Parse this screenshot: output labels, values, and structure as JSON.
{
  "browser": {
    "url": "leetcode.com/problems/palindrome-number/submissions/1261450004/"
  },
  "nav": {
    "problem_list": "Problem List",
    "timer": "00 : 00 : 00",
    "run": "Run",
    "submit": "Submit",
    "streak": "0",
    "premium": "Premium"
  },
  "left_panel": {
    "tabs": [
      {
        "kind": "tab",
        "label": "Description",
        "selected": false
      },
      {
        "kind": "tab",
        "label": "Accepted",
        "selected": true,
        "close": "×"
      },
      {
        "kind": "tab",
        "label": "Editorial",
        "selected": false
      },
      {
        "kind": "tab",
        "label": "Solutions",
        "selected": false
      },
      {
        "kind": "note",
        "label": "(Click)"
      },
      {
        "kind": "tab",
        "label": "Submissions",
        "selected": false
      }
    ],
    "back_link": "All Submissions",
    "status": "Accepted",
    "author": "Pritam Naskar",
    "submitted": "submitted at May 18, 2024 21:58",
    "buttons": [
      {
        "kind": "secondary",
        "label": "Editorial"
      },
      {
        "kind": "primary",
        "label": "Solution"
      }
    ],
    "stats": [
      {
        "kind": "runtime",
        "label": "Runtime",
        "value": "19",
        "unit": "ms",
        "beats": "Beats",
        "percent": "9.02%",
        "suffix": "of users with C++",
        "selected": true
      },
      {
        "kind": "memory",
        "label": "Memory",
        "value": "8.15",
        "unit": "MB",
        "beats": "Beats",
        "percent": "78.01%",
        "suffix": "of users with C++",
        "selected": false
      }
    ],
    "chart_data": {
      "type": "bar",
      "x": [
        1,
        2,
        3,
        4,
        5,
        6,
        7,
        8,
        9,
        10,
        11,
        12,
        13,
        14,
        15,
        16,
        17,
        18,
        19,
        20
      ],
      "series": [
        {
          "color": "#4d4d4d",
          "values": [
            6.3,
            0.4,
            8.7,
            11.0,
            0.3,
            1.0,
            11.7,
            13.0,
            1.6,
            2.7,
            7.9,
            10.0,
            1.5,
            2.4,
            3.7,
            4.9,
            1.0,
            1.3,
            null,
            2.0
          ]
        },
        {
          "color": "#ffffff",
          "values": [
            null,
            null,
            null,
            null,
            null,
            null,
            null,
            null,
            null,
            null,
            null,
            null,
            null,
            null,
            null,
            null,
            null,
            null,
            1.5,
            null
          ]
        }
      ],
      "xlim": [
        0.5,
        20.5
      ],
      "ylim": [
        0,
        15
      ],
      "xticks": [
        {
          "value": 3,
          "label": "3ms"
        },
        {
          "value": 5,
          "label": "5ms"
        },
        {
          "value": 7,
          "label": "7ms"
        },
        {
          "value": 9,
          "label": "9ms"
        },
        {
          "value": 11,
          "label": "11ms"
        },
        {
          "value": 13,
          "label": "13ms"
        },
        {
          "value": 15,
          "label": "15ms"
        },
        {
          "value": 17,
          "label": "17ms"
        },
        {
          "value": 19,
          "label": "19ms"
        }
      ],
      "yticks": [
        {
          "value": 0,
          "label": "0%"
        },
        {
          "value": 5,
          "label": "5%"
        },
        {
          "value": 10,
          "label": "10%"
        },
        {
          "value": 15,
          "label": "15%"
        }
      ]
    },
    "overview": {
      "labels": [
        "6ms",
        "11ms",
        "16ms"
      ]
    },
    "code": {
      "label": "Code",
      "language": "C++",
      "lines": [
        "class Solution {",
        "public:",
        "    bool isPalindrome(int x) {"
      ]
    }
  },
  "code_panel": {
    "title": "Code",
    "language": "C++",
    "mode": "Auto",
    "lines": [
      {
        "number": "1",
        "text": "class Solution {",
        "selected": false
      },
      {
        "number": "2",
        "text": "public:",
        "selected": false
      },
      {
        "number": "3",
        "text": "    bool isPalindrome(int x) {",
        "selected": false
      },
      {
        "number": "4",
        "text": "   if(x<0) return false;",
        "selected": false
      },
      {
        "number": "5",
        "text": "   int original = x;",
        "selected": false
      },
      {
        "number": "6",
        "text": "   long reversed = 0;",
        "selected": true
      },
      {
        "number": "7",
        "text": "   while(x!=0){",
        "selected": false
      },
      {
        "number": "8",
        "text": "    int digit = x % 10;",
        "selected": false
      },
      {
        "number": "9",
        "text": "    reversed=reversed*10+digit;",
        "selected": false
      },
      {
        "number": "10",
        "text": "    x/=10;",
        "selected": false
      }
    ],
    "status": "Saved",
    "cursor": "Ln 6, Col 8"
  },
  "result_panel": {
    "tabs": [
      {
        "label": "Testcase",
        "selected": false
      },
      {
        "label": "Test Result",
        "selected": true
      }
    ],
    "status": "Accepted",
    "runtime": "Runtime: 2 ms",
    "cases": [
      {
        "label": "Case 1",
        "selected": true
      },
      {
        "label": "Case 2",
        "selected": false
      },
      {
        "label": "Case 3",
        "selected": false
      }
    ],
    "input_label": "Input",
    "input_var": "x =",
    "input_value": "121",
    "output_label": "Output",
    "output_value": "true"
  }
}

== Work to be completed ==
Produce an exact copy of the whole listing.

== Output for this exercise ==
Parse this screenshot: output labels, values, and structure as JSON.
{
  "browser": {
    "url": "leetcode.com/problems/palindrome-number/submissions/1261450004/"
  },
  "nav": {
    "problem_list": "Problem List",
    "timer": "00 : 00 : 00",
    "run": "Run",
    "submit": "Submit",
    "streak": "0",
    "premium": "Premium"
  },
  "left_panel": {
    "tabs": [
      {
        "kind": "tab",
        "label": "Description",
        "selected": false
      },
      {
        "kind": "tab",
        "label": "Accepted",
        "selected": true,
        "close": "×"
      },
      {
        "kind": "tab",
        "label": "Editorial",
        "selected": false
      },
      {
        "kind": "tab",
        "label": "Solutions",
        "selected": false
      },
      {
        "kind": "note",
        "label": "(Click)"
      },
      {
        "kind": "tab",
        "label": "Submissions",
        "selected": false
      }
    ],
    "back_link": "All Submissions",
    "status": "Accepted",
    "author": "Pritam Naskar",
    "submitted": "submitted at May 18, 2024 21:58",
    "buttons": [
      {
        "kind": "secondary",
        "label": "Editorial"
      },
      {
        "kind": "primary",
        "label": "Solution"
      }
    ],
    "stats": [
      {
        "kind": "runtime",
        "label": "Runtime",
        "value": "19",
        "unit": "ms",
        "beats": "Beats",
        "percent": "9.02%",
        "suffix": "of users with C++",
        "selected": true
      },
      {
        "kind": "memory",
        "label": "Memory",
        "value": "8.15",
        "unit": "MB",
        "beats": "Beats",
        "percent": "78.01%",
        "suffix": "of users with C++",
        "selected": false
      }
    ],
    "chart_data": {
      "type": "bar",
      "x": [
        1,
        2,
        3,
        4,
        5,
        6,
        7,
        8,
        9,
        10,
        11,
        12,
        13,
        14,
        15,
        16,
        17,
        18,
        19,
        20
      ],
      "series": [
        {
          "color": "#4d4d4d",
          "values": [
            6.3,
            0.4,
            8.7,
            11.0,
            0.3,
            1.0,
            11.7,
            13.0,
            1.6,
            2.7,
            7.9,
            10.0,
            1.5,
            2.4,
            3.7,
            4.9,
            1.0,
            1.3,
            null,
            2.0
          ]
        },
        {
          "color": "#ffffff",
          "values": [
            null,
            null,
            null,
            null,
            null,
            null,
            null,
            null,
            null,
            null,
            null,
            null,
            null,
            null,
            null,
            null,
            null,
            null,
            1.5,
            null
          ]
        }
      ],
      "xlim": [
        0.5,
        20.5
      ],
      "ylim": [
        0,
        15
      ],
      "xticks": [
        {
          "value": 3,
          "label": "3ms"
        },
        {
          "value": 5,
          "label": "5ms"
        },
        {
          "value": 7,
          "label": "7ms"
        },
        {
          "value": 9,
          "label": "9ms"
        },
        {
          "value": 11,
          "label": "11ms"
        },
        {
          "value": 13,
          "label": "13ms"
        },
        {
          "value": 15,
          "label": "15ms"
        },
        {
          "value": 17,
          "label": "17ms"
        },
        {
          "value": 19,
          "label": "19ms"
        }
      ],
      "yticks": [
        {
          "value": 0,
          "label": "0%"
        },
        {
          "value": 5,
          "label": "5%"
        },
        {
          "value": 10,
          "label": "10%"
        },
        {
          "value": 15,
          "label": "15%"
        }
      ]
    },
    "overview": {
      "labels": [
        "6ms",
        "11ms",
        "16ms"
      ]
    },
    "code": {
      "label": "Code",
      "language": "C++",
      "lines": [
        "class Solution {",
        "public:",
        "    bool isPalindrome(int x) {"
      ]
    }
  },
  "code_panel": {
    "title": "Code",
    "language": "C++",
    "mode": "Auto",
    "lines": [
      {
        "number": "1",
        "text": "class Solution {",
        "selected": false
      },
      {
        "number": "2",
        "text": "public:",
        "selected": false
      },
      {
        "number": "3",
        "text": "    bool isPalindrome(int x) {",
        "selected": false
      },
      {
        "number": "4",
        "text": "   if(x<0) return false;",
        "selected": false
      },
      {
        "number": "5",
        "text": "   int original = x;",
        "selected": false
      },
      {
        "number": "6",
        "text": "   long reversed = 0;",
        "selected": true
      },
      {
        "number": "7",
        "text": "   while(x!=0){",
        "selected": false
      },
      {
        "number": "8",
        "text": "    int digit = x % 10;",
        "selected": false
      },
      {
        "number": "9",
        "text": "    reversed=reversed*10+digit;",
        "selected": false
      },
      {
        "number": "10",
        "text": "    x/=10;",
        "selected": false
      }
    ],
    "status": "Saved",
    "cursor": "Ln 6, Col 8"
  },
  "result_panel": {
    "tabs": [
      {
        "label": "Testcase",
        "selected": false
      },
      {
        "label": "Test Result",
        "selected": true
      }
    ],
    "status": "Accepted",
    "runtime": "Runtime: 2 ms",
    "cases": [
      {
        "label": "Case 1",
        "selected": true
      },
      {
        "label": "Case 2",
        "selected": false
      },
      {
        "label": "Case 3",
        "selected": false
      }
    ],
    "input_label": "Input",
    "input_var": "x =",
    "input_value": "121",
    "output_label": "Output",
    "output_value": "true"
  }
}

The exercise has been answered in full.